## Written exercise
In the records below, tally every line containing "Supérieur". Report only the total.

━━━━━━━━━━

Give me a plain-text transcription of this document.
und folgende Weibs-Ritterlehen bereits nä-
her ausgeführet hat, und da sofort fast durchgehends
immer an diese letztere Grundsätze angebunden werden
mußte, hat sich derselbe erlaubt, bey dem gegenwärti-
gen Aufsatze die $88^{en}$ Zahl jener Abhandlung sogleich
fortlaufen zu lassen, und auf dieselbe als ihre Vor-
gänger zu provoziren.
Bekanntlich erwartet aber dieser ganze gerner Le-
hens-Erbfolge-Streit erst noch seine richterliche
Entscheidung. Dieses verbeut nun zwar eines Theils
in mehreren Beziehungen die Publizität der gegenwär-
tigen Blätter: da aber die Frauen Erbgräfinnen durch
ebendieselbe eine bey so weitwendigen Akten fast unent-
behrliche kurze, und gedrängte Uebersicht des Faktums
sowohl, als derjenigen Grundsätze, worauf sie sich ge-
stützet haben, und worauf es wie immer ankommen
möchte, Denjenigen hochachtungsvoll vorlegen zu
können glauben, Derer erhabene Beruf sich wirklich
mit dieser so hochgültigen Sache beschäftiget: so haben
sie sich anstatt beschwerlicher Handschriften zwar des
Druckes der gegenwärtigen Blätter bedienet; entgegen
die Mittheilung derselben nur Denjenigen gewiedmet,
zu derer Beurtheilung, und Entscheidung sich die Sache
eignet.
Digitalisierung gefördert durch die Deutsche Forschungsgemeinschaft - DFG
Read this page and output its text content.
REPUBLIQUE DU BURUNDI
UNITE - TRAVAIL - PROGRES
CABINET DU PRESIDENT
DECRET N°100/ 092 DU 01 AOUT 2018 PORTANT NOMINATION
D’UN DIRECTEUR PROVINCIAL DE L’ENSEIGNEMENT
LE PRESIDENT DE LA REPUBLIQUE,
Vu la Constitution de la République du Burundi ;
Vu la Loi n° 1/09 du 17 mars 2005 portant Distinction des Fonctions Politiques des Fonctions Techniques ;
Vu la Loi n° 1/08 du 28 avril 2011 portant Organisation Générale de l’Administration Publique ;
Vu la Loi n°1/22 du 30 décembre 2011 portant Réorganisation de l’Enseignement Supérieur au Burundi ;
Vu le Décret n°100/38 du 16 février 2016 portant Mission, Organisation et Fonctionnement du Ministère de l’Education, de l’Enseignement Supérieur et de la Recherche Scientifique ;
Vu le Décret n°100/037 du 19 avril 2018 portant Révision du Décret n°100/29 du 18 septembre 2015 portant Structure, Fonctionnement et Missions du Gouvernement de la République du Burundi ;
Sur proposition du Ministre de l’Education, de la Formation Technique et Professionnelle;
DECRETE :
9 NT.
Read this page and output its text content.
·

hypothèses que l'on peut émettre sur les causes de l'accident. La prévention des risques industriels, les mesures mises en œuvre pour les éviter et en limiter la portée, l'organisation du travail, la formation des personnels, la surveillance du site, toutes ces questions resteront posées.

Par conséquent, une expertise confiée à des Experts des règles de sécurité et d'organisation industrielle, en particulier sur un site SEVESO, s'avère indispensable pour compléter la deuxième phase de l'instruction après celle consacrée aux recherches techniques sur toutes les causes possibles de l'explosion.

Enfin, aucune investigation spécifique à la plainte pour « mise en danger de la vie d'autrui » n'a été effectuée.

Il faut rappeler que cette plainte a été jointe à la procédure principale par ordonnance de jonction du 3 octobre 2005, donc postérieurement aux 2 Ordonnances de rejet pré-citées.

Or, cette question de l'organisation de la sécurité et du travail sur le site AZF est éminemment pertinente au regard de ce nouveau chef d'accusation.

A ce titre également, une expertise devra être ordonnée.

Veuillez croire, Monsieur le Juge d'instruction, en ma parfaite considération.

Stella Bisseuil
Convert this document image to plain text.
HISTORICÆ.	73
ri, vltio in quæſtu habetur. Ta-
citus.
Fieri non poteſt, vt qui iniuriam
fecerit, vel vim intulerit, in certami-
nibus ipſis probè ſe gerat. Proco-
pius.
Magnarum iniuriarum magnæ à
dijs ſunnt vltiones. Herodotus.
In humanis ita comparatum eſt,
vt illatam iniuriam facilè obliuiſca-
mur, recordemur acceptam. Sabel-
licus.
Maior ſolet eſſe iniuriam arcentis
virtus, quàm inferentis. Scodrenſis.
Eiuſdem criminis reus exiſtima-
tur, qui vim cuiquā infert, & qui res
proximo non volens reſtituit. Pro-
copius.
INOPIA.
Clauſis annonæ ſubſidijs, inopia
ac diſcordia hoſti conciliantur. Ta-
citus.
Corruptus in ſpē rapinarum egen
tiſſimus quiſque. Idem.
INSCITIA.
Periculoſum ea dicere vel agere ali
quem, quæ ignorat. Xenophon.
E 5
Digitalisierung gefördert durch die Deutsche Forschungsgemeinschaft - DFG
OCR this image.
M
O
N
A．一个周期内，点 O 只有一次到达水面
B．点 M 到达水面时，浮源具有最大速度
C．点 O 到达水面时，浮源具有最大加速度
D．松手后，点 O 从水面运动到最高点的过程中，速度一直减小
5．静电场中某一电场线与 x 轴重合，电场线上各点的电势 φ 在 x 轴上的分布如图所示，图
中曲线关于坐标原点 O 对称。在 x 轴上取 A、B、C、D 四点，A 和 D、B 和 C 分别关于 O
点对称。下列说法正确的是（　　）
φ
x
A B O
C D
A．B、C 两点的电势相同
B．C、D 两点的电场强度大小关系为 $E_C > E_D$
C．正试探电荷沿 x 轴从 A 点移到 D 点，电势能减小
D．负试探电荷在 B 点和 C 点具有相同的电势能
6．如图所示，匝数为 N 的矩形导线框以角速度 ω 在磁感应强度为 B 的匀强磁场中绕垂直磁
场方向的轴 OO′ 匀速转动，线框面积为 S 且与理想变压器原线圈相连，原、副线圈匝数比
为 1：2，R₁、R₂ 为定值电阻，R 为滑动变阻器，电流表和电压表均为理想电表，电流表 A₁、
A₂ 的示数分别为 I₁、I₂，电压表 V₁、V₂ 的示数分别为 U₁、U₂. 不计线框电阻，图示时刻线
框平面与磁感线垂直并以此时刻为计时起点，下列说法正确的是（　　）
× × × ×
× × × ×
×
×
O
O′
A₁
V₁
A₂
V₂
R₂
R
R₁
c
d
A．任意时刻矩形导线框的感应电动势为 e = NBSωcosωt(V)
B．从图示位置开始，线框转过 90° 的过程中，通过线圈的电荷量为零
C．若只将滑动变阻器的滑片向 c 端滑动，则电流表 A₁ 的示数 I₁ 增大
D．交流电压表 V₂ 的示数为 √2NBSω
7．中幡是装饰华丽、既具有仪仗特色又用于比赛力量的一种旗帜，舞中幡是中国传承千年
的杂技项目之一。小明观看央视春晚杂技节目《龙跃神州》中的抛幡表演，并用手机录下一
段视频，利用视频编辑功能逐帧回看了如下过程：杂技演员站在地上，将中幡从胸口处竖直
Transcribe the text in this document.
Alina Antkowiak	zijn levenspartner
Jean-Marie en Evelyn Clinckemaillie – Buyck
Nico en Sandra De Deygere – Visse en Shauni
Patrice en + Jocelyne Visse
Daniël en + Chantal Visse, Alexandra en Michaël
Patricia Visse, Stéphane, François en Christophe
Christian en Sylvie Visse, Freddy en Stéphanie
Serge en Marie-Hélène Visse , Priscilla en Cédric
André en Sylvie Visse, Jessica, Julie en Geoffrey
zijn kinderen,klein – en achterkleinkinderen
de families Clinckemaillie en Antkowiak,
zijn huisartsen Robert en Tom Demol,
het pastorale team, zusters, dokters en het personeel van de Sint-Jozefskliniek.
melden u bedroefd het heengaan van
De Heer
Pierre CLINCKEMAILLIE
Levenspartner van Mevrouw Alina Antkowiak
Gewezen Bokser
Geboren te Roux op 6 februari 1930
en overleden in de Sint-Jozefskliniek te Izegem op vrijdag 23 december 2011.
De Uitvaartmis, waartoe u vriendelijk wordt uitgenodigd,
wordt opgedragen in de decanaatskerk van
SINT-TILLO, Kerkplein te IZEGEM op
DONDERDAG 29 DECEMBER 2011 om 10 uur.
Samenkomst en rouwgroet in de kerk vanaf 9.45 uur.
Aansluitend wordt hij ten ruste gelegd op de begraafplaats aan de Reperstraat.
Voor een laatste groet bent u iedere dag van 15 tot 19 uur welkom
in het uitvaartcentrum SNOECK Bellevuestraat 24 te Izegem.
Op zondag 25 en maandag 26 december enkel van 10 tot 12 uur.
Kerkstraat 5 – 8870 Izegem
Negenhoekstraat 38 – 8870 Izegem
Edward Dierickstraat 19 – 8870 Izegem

━━━━━━━━━━

## Reply to the exercise
2